▶ Available data
══════
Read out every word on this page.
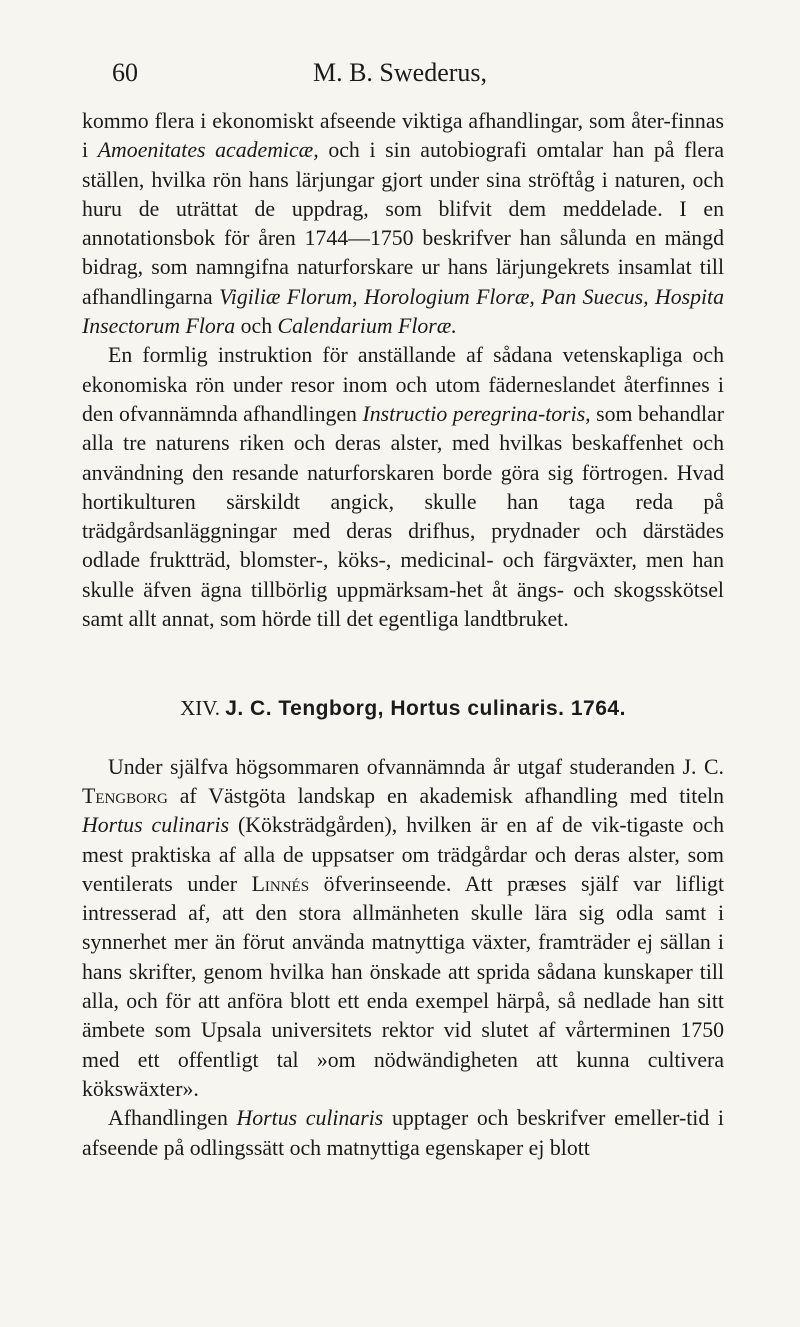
60	M. B. Swederus,

kommo flera i ekonomiskt afseende viktiga afhandlingar, som åter-finnas i Amoenitates academicæ, och i sin autobiografi omtalar han på flera ställen, hvilka rön hans lärjungar gjort under sina ströftåg i naturen, och huru de uträttat de uppdrag, som blifvit dem meddelade. I en annotationsbok för åren 1744—1750 beskrifver han sålunda en mängd bidrag, som namngifna naturforskare ur hans lärjungekrets insamlat till afhandlingarna Vigiliæ Florum, Horologium Floræ, Pan Suecus, Hospita Insectorum Flora och Calendarium Floræ.

En formlig instruktion för anställande af sådana vetenskapliga och ekonomiska rön under resor inom och utom fäderneslandet återfinnes i den ofvannämnda afhandlingen Instructio peregrina-toris, som behandlar alla tre naturens riken och deras alster, med hvilkas beskaffenhet och användning den resande naturforskaren borde göra sig förtrogen. Hvad hortikulturen särskildt angick, skulle han taga reda på trädgårdsanläggningar med deras drifhus, prydnader och därstädes odlade fruktträd, blomster-, köks-, medicinal- och färgväxter, men han skulle äfven ägna tillbörlig uppmärksam-het åt ängs- och skogsskötsel samt allt annat, som hörde till det egentliga landtbruket.

XIV. J. C. Tengborg, Hortus culinaris. 1764.

Under själfva högsommaren ofvannämnda år utgaf studeranden J. C. Tengborg af Västgöta landskap en akademisk afhandling med titeln Hortus culinaris (Köksträdgården), hvilken är en af de vik-tigaste och mest praktiska af alla de uppsatser om trädgårdar och deras alster, som ventilerats under Linnés öfverinseende. Att præses själf var lifligt intresserad af, att den stora allmänheten skulle lära sig odla samt i synnerhet mer än förut använda matnyttiga växter, framträder ej sällan i hans skrifter, genom hvilka han önskade att sprida sådana kunskaper till alla, och för att anföra blott ett enda exempel härpå, så nedlade han sitt ämbete som Upsala universitets rektor vid slutet af vårterminen 1750 med ett offentligt tal »om nödwändigheten att kunna cultivera kökswäxter».

Afhandlingen Hortus culinaris upptager och beskrifver emeller-tid i afseende på odlingssätt och matnyttiga egenskaper ej blott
══════
▶ What you need to do
Reproduce the records verbatim, omitting all images they contain.

▶ Expected answer
Read out every word on this page.
60	M. B. Swederus,

kommo flera i ekonomiskt afseende viktiga afhandlingar, som åter-finnas i Amoenitates academicæ, och i sin autobiografi omtalar han på flera ställen, hvilka rön hans lärjungar gjort under sina ströftåg i naturen, och huru de uträttat de uppdrag, som blifvit dem meddelade. I en annotationsbok för åren 1744—1750 beskrifver han sålunda en mängd bidrag, som namngifna naturforskare ur hans lärjungekrets insamlat till afhandlingarna Vigiliæ Florum, Horologium Floræ, Pan Suecus, Hospita Insectorum Flora och Calendarium Floræ.

En formlig instruktion för anställande af sådana vetenskapliga och ekonomiska rön under resor inom och utom fäderneslandet återfinnes i den ofvannämnda afhandlingen Instructio peregrina-toris, som behandlar alla tre naturens riken och deras alster, med hvilkas beskaffenhet och användning den resande naturforskaren borde göra sig förtrogen. Hvad hortikulturen särskildt angick, skulle han taga reda på trädgårdsanläggningar med deras drifhus, prydnader och därstädes odlade fruktträd, blomster-, köks-, medicinal- och färgväxter, men han skulle äfven ägna tillbörlig uppmärksam-het åt ängs- och skogsskötsel samt allt annat, som hörde till det egentliga landtbruket.

XIV. J. C. Tengborg, Hortus culinaris. 1764.

Under själfva högsommaren ofvannämnda år utgaf studeranden J. C. Tengborg af Västgöta landskap en akademisk afhandling med titeln Hortus culinaris (Köksträdgården), hvilken är en af de vik-tigaste och mest praktiska af alla de uppsatser om trädgårdar och deras alster, som ventilerats under Linnés öfverinseende. Att præses själf var lifligt intresserad af, att den stora allmänheten skulle lära sig odla samt i synnerhet mer än förut använda matnyttiga växter, framträder ej sällan i hans skrifter, genom hvilka han önskade att sprida sådana kunskaper till alla, och för att anföra blott ett enda exempel härpå, så nedlade han sitt ämbete som Upsala universitets rektor vid slutet af vårterminen 1750 med ett offentligt tal »om nödwändigheten att kunna cultivera kökswäxter».

Afhandlingen Hortus culinaris upptager och beskrifver emeller-tid i afseende på odlingssätt och matnyttiga egenskaper ej blott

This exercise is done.